(Figure collection entries)
┄┄┄┄┄┄┄┄┄┄

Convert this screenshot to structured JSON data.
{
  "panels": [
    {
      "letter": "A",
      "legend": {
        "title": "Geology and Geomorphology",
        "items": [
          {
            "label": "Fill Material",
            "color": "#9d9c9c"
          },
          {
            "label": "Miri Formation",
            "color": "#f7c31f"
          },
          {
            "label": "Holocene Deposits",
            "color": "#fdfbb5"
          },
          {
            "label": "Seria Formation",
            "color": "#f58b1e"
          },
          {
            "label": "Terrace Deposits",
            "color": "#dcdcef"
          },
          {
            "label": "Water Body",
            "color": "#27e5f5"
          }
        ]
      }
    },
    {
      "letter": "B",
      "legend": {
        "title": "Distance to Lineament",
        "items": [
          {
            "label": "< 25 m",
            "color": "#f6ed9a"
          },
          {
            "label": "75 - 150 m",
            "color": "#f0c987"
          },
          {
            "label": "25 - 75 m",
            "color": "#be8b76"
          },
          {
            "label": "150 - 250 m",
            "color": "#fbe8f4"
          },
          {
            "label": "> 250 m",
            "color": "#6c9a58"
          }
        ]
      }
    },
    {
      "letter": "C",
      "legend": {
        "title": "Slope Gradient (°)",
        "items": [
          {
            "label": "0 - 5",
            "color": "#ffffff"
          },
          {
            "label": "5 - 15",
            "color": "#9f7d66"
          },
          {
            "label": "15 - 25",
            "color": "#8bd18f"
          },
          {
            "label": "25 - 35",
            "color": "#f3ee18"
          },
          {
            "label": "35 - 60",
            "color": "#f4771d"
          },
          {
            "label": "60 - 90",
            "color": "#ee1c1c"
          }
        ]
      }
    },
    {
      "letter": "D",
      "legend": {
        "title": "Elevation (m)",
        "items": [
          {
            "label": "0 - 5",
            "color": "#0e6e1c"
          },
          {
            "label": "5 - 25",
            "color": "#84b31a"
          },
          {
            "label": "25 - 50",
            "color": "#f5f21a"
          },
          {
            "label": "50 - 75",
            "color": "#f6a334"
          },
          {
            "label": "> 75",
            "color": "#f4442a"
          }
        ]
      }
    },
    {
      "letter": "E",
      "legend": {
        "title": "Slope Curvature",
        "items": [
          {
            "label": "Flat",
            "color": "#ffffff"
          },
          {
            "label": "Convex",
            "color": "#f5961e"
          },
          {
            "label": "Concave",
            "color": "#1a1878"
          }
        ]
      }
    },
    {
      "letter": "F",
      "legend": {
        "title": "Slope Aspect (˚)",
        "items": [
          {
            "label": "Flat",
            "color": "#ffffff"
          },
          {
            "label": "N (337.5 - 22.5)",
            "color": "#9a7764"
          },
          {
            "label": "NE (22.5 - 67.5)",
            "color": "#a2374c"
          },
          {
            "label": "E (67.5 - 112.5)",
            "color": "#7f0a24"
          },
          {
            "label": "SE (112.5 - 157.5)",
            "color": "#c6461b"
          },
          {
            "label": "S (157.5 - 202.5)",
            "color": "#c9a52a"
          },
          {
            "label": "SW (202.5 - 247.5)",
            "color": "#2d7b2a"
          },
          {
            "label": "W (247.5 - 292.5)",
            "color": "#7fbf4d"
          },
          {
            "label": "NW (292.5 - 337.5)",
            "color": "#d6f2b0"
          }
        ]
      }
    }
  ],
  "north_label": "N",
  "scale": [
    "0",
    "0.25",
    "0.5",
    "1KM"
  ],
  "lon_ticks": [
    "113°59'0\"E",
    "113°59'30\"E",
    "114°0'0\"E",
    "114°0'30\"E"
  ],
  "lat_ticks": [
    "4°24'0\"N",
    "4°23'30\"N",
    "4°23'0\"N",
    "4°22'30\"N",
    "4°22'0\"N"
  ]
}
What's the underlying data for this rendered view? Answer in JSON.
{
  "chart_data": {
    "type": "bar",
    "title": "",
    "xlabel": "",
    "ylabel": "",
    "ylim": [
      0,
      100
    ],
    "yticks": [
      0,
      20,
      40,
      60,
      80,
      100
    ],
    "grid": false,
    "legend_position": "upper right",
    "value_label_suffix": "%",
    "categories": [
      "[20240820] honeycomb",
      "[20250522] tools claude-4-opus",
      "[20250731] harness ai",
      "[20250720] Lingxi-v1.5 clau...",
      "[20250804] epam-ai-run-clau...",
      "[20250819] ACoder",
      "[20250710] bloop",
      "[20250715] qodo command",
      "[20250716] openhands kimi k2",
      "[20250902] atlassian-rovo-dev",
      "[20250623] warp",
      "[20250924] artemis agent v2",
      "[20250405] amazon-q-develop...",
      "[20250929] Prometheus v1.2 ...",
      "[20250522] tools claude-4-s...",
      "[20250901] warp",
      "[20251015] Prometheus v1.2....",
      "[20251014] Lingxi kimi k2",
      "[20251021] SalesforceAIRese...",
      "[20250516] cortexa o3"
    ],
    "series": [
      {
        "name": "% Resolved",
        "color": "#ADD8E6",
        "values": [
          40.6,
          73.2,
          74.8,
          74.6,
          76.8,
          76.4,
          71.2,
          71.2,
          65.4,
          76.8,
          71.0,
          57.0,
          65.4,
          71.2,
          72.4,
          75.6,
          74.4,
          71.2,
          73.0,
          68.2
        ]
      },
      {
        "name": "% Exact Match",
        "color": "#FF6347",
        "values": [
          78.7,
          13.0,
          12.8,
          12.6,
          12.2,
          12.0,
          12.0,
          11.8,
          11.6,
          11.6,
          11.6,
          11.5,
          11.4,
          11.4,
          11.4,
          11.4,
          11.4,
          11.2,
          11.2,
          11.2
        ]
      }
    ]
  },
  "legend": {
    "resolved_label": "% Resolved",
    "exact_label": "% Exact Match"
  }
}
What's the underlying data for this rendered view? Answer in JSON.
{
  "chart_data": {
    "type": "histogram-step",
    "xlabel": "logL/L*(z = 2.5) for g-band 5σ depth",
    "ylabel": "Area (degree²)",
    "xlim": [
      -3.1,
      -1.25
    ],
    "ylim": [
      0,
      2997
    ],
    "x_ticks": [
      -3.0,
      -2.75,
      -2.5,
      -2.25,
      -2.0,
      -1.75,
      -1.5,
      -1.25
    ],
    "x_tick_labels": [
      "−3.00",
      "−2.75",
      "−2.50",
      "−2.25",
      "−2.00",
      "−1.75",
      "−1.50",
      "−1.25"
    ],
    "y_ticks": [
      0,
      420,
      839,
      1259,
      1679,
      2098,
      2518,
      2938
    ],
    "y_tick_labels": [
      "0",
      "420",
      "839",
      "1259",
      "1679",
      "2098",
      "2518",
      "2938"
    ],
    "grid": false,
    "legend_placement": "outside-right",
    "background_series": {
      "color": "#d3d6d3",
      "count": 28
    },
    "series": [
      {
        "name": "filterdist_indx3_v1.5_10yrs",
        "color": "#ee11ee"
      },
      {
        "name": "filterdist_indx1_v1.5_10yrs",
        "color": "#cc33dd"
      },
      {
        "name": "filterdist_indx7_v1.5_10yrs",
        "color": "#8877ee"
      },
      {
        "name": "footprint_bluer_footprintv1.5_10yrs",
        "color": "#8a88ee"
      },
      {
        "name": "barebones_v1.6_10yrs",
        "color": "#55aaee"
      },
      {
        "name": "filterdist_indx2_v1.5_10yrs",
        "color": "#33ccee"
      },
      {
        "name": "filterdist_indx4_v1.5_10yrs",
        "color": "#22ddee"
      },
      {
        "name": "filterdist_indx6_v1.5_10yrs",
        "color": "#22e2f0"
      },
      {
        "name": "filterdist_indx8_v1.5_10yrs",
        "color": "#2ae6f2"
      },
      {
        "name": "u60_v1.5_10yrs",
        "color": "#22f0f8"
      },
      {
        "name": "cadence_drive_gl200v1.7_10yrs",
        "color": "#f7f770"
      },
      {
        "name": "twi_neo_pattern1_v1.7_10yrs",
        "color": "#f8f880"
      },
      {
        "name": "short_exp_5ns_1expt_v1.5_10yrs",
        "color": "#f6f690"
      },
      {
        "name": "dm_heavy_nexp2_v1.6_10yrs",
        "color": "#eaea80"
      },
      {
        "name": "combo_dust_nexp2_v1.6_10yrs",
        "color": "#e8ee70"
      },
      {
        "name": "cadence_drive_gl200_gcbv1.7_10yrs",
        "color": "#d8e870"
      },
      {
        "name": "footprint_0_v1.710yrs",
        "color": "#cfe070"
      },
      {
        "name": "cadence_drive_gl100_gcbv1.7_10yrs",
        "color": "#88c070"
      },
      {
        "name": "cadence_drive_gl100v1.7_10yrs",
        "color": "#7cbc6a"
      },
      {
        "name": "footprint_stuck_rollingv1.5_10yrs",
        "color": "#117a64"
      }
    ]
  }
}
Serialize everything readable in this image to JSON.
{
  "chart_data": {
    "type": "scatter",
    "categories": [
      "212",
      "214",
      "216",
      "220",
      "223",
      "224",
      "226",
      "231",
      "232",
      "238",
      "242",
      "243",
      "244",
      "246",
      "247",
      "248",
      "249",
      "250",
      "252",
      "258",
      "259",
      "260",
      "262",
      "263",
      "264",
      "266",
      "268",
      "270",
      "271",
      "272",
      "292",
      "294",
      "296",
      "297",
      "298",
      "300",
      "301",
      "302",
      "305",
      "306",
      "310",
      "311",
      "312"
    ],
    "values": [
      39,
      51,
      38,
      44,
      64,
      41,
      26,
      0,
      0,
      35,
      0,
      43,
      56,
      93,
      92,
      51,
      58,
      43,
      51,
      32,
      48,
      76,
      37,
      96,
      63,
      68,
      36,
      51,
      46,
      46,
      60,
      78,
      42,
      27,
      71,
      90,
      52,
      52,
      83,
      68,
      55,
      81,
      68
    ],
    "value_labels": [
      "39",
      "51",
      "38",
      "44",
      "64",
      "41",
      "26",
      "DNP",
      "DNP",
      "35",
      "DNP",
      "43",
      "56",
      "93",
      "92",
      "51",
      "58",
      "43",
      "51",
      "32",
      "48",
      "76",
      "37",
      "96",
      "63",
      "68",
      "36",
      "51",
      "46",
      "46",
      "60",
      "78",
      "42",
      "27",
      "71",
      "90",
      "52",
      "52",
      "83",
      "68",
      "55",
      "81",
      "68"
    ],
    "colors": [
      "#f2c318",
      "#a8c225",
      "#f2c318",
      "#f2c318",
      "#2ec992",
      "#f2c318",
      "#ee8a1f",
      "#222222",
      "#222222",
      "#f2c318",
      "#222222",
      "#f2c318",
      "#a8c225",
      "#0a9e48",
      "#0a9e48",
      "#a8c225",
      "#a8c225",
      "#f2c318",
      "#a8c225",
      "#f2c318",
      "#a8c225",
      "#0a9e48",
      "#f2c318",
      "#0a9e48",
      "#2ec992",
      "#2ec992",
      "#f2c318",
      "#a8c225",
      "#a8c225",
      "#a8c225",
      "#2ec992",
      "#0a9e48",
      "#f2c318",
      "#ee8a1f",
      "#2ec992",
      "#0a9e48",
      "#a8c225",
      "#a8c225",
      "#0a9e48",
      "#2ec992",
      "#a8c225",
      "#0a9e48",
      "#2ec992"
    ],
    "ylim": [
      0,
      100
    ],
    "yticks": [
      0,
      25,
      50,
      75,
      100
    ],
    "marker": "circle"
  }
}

┄┄┄┄┄┄┄┄┄┄

**Task to complete:** Each line with the string "right" in it needs to be found and copied.

**Exercise result:**
    "legend_position": "upper right",
    "legend_placement": "outside-right",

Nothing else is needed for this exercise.